— start —

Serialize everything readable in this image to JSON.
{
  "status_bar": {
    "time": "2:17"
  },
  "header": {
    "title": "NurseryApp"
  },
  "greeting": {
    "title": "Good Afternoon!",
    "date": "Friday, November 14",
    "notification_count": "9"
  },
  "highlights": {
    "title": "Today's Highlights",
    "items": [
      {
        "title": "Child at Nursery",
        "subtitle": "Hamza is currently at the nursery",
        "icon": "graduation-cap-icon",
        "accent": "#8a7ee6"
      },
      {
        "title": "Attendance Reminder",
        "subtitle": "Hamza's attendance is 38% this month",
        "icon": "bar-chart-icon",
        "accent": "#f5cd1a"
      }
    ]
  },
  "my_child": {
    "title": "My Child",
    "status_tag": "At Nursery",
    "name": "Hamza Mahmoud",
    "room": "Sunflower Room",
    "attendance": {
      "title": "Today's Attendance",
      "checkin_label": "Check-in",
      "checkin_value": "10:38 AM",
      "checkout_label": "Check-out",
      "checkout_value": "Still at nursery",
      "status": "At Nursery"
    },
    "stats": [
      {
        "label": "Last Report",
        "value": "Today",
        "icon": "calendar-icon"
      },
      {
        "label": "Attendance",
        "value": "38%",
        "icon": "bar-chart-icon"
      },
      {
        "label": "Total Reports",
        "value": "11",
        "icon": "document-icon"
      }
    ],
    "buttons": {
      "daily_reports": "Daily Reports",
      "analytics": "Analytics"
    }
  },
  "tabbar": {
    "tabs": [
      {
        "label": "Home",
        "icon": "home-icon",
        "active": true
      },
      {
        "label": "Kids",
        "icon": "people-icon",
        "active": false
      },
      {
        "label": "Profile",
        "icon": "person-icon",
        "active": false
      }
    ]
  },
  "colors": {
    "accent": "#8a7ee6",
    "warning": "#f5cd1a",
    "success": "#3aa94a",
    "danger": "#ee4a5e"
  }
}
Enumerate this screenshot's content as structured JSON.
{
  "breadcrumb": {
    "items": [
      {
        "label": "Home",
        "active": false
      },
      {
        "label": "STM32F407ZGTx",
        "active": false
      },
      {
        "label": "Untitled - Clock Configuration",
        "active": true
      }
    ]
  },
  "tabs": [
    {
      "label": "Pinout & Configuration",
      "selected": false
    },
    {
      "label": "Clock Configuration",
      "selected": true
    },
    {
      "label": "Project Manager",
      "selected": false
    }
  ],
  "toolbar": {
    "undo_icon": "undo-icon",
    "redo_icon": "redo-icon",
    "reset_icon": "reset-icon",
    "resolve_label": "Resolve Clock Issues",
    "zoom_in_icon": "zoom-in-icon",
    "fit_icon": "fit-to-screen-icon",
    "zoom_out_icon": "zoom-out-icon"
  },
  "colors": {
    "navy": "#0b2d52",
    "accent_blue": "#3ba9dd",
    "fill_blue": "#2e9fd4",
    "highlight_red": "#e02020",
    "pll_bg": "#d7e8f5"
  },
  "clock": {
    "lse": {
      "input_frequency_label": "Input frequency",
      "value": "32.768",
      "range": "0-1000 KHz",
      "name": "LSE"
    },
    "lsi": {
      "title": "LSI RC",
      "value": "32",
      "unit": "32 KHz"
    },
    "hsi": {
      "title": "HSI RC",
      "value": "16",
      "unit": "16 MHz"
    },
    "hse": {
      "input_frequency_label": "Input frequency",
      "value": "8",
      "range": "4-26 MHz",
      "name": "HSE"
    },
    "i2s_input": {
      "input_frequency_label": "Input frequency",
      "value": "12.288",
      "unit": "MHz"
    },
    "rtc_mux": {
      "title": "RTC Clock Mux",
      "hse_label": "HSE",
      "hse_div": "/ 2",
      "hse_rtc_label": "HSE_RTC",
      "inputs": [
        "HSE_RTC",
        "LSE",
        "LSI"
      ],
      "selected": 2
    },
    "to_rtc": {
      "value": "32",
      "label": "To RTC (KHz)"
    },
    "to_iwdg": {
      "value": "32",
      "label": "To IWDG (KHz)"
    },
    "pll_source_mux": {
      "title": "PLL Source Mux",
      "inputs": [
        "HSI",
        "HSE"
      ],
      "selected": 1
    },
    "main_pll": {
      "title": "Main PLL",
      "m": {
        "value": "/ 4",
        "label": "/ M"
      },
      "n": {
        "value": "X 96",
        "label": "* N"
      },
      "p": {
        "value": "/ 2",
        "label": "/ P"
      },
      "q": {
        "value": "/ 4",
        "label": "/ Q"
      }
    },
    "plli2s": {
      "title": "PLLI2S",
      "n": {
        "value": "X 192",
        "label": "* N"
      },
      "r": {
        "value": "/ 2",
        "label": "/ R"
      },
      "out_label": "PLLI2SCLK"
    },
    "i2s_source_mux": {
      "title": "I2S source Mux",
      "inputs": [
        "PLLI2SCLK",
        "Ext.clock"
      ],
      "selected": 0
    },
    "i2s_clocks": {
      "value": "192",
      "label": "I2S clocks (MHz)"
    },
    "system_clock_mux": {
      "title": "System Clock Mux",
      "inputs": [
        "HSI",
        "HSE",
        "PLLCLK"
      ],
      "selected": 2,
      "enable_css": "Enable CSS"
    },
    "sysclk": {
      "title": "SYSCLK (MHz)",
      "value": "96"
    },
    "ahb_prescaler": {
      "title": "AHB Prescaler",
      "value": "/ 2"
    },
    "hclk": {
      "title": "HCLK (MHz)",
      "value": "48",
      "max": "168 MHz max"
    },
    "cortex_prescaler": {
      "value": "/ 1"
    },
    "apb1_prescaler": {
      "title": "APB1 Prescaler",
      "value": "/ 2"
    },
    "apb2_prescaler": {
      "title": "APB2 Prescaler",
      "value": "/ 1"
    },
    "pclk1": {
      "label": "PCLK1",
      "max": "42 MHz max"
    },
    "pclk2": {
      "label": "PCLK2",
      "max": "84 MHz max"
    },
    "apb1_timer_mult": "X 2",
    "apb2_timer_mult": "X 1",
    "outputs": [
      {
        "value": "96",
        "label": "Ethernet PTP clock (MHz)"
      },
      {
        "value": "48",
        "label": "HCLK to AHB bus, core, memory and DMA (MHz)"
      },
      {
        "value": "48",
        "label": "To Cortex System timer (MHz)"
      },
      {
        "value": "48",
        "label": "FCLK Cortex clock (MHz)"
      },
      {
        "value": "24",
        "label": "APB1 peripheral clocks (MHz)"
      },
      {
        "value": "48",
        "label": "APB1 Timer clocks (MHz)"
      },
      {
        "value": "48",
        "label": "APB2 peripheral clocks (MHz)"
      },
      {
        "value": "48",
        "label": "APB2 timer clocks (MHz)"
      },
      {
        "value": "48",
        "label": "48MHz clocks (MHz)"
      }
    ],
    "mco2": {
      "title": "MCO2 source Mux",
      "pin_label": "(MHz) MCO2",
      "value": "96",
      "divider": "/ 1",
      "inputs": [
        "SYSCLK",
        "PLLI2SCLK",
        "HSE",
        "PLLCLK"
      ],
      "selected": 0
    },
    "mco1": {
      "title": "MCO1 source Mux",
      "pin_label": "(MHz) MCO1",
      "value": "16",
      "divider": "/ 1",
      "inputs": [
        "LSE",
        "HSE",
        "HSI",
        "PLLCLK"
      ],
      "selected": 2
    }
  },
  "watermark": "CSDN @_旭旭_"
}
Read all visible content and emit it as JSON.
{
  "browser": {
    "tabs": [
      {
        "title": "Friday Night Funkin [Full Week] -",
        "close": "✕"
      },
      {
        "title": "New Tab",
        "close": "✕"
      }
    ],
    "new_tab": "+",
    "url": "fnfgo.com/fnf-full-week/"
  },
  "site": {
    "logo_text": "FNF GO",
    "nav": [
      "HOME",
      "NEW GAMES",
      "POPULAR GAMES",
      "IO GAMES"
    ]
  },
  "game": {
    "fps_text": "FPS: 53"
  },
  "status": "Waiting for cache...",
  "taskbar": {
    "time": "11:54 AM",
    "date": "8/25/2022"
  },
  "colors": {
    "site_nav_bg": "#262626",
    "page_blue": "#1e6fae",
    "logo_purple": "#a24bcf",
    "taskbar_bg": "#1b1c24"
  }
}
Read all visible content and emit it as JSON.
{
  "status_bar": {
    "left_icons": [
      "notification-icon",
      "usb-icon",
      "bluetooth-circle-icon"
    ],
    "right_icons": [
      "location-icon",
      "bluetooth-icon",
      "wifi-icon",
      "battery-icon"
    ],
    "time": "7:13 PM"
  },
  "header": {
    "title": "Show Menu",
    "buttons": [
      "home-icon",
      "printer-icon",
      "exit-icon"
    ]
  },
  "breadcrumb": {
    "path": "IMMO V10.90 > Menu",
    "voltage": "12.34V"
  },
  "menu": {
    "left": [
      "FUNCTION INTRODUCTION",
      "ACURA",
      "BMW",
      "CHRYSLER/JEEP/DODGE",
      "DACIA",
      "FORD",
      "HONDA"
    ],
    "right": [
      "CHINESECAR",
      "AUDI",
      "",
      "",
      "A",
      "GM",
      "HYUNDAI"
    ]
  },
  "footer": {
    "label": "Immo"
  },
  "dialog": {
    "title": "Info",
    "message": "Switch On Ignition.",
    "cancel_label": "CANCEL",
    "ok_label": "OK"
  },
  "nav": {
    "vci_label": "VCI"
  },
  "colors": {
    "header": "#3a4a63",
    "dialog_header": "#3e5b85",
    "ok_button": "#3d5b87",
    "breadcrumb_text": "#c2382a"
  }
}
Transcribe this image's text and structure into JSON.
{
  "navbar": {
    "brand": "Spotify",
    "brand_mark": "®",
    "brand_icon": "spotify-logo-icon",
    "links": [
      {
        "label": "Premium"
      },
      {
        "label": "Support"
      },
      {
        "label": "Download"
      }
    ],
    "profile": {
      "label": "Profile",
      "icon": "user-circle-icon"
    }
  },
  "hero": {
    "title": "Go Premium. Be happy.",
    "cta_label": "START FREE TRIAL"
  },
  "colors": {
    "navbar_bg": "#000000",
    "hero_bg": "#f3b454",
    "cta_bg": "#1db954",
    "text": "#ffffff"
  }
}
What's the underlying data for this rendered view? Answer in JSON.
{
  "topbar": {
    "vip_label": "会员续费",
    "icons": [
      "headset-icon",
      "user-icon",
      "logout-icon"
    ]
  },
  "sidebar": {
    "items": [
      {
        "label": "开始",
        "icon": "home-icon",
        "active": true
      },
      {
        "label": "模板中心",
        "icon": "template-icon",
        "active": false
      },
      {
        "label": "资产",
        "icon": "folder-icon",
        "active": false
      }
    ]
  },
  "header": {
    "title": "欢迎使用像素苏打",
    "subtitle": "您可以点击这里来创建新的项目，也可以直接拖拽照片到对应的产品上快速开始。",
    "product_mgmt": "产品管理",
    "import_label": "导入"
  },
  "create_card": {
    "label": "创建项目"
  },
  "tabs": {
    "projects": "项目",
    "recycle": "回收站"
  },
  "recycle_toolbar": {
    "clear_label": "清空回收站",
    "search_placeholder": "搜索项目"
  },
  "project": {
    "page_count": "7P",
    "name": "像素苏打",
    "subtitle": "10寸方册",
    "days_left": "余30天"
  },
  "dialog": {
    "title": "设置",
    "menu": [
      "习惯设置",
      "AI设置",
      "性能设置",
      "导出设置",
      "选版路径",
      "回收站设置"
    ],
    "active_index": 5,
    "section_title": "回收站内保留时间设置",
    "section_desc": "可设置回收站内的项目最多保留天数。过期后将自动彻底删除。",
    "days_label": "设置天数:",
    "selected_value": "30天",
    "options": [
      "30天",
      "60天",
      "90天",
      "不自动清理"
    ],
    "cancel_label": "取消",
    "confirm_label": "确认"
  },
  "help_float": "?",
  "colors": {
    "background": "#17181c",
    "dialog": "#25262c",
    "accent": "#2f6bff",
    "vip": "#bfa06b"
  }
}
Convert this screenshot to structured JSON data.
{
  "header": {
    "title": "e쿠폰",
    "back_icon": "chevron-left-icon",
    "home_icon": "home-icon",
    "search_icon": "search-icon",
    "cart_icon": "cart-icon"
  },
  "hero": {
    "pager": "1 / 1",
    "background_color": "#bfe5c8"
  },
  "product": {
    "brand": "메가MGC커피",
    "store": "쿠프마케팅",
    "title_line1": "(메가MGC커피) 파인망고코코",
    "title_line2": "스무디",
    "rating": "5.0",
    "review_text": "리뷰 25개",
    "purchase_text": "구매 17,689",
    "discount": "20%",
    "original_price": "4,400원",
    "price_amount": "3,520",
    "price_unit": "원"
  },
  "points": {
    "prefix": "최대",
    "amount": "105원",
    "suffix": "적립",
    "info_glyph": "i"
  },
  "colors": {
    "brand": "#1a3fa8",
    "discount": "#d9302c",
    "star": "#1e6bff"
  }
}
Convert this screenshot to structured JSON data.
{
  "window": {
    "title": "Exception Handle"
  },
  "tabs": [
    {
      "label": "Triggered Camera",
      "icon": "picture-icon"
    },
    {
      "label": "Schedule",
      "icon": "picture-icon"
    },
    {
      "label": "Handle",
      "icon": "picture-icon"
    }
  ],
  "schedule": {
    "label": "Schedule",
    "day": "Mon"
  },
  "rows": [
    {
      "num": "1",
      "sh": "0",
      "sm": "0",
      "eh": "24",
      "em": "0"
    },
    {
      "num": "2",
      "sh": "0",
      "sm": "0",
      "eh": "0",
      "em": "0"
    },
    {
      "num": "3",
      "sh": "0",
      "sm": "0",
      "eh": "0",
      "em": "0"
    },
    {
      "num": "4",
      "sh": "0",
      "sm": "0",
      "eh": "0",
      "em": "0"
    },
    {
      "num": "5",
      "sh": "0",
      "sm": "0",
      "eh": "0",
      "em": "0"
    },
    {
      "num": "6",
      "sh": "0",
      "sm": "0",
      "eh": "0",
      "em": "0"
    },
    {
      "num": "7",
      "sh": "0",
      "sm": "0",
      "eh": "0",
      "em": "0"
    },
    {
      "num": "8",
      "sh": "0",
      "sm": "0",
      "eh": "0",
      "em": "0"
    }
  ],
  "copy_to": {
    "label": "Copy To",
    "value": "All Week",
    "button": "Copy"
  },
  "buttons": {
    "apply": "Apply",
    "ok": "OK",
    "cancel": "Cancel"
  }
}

— end —

Your goal
In the entries above, find lines with "Friday" and copy each.

Task answer
    "date": "Friday, November 14",
        "title": "Friday Night Funkin [Full Week] -",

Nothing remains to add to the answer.